▶ Exercise
Your task is to copy each line that has the word "Heliocentric".

════════════════

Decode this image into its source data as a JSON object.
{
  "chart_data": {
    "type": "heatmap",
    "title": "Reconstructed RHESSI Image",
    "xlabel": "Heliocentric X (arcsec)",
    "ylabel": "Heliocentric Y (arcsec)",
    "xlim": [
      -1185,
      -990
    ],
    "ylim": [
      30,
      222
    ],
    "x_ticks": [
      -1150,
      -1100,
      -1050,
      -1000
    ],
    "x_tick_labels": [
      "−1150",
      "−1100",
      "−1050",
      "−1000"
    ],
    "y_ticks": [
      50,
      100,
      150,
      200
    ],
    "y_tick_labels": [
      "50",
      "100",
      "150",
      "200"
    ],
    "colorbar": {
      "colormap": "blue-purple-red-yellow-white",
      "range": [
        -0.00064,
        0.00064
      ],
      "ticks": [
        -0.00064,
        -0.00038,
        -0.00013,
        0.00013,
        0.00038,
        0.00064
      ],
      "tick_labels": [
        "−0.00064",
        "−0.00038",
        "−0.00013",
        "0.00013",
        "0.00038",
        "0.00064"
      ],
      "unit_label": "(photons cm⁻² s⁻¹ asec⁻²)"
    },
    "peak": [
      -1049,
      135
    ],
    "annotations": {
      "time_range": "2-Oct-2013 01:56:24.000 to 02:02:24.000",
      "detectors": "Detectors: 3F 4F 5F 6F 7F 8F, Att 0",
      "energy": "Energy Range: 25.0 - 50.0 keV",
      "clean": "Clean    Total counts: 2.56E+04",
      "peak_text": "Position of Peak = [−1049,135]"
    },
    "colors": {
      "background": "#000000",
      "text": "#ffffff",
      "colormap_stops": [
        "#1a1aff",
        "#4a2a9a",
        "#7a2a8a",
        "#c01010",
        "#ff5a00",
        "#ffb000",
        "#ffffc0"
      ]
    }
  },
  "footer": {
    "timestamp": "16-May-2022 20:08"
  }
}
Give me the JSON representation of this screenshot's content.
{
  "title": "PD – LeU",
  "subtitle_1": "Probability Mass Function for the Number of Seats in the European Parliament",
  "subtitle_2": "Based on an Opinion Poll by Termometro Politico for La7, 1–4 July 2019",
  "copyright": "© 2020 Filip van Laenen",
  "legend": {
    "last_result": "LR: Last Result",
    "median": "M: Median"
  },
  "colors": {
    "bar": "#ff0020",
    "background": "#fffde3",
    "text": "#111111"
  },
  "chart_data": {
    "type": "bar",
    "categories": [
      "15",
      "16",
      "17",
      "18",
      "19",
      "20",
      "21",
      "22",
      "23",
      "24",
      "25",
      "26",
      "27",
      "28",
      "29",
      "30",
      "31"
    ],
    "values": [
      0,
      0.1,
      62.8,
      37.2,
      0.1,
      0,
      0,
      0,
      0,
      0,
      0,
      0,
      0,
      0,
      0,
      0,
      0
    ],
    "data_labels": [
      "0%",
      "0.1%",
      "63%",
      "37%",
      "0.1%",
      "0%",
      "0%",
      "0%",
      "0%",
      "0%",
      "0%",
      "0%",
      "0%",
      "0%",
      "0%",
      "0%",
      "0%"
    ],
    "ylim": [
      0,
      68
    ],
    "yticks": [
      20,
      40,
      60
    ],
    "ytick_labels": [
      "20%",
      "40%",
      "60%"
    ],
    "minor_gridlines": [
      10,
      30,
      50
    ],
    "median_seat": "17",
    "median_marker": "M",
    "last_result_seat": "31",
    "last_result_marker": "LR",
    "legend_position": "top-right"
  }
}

════════════════

▶ Completed exercise
    "xlabel": "Heliocentric X (arcsec)",
    "ylabel": "Heliocentric Y (arcsec)",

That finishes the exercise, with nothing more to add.